= Prompt =
You are to retype all of the data exactly as it appears.

= Data entries =
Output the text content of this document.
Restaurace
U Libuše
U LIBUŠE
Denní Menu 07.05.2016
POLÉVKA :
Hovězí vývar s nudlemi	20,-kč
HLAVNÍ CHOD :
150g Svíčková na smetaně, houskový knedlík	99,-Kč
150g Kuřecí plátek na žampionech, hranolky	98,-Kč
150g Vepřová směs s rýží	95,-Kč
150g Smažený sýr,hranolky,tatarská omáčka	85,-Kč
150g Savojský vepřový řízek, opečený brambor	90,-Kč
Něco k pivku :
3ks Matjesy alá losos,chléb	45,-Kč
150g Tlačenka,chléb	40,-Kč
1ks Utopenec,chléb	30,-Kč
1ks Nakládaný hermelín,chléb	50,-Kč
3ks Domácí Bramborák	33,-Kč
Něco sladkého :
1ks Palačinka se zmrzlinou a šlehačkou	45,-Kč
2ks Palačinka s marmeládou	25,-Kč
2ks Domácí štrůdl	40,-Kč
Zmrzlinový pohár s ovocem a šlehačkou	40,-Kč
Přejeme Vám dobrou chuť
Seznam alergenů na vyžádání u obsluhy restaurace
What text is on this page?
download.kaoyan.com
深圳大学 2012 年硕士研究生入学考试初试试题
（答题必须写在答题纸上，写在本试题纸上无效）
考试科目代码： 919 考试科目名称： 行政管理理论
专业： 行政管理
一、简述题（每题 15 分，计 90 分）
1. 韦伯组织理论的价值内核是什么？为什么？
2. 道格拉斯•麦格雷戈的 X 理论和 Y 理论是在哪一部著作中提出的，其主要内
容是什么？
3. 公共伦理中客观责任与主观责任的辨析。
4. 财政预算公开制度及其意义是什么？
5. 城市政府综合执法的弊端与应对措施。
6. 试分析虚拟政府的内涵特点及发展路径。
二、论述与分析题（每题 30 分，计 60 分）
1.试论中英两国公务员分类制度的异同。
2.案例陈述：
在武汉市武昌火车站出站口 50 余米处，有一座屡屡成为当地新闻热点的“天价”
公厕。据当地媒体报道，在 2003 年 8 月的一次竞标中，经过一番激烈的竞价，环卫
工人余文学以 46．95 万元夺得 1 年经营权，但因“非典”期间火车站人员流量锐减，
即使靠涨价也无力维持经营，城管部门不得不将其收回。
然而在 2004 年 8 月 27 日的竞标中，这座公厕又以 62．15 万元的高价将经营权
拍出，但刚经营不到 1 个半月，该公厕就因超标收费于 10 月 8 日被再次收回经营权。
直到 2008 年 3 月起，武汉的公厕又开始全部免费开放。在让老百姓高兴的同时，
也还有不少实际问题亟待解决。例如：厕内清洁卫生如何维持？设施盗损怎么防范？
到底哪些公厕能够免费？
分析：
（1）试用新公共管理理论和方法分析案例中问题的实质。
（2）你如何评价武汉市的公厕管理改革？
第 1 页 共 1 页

= Solved problem =
Output the text content of this document.
Restaurace
U Libuše
U LIBUŠE
Denní Menu 07.05.2016
POLÉVKA :
Hovězí vývar s nudlemi	20,-kč
HLAVNÍ CHOD :
150g Svíčková na smetaně, houskový knedlík	99,-Kč
150g Kuřecí plátek na žampionech, hranolky	98,-Kč
150g Vepřová směs s rýží	95,-Kč
150g Smažený sýr,hranolky,tatarská omáčka	85,-Kč
150g Savojský vepřový řízek, opečený brambor	90,-Kč
Něco k pivku :
3ks Matjesy alá losos,chléb	45,-Kč
150g Tlačenka,chléb	40,-Kč
1ks Utopenec,chléb	30,-Kč
1ks Nakládaný hermelín,chléb	50,-Kč
3ks Domácí Bramborák	33,-Kč
Něco sladkého :
1ks Palačinka se zmrzlinou a šlehačkou	45,-Kč
2ks Palačinka s marmeládou	25,-Kč
2ks Domácí štrůdl	40,-Kč
Zmrzlinový pohár s ovocem a šlehačkou	40,-Kč
Přejeme Vám dobrou chuť
Seznam alergenů na vyžádání u obsluhy restaurace
What text is on this page?
download.kaoyan.com
深圳大学 2012 年硕士研究生入学考试初试试题
（答题必须写在答题纸上，写在本试题纸上无效）
考试科目代码： 919 考试科目名称： 行政管理理论
专业： 行政管理
一、简述题（每题 15 分，计 90 分）
1. 韦伯组织理论的价值内核是什么？为什么？
2. 道格拉斯•麦格雷戈的 X 理论和 Y 理论是在哪一部著作中提出的，其主要内
容是什么？
3. 公共伦理中客观责任与主观责任的辨析。
4. 财政预算公开制度及其意义是什么？
5. 城市政府综合执法的弊端与应对措施。
6. 试分析虚拟政府的内涵特点及发展路径。
二、论述与分析题（每题 30 分，计 60 分）
1.试论中英两国公务员分类制度的异同。
2.案例陈述：
在武汉市武昌火车站出站口 50 余米处，有一座屡屡成为当地新闻热点的“天价”
公厕。据当地媒体报道，在 2003 年 8 月的一次竞标中，经过一番激烈的竞价，环卫
工人余文学以 46．95 万元夺得 1 年经营权，但因“非典”期间火车站人员流量锐减，
即使靠涨价也无力维持经营，城管部门不得不将其收回。
然而在 2004 年 8 月 27 日的竞标中，这座公厕又以 62．15 万元的高价将经营权
拍出，但刚经营不到 1 个半月，该公厕就因超标收费于 10 月 8 日被再次收回经营权。
直到 2008 年 3 月起，武汉的公厕又开始全部免费开放。在让老百姓高兴的同时，
也还有不少实际问题亟待解决。例如：厕内清洁卫生如何维持？设施盗损怎么防范？
到底哪些公厕能够免费？
分析：
（1）试用新公共管理理论和方法分析案例中问题的实质。
（2）你如何评价武汉市的公厕管理改革？
第 1 页 共 1 页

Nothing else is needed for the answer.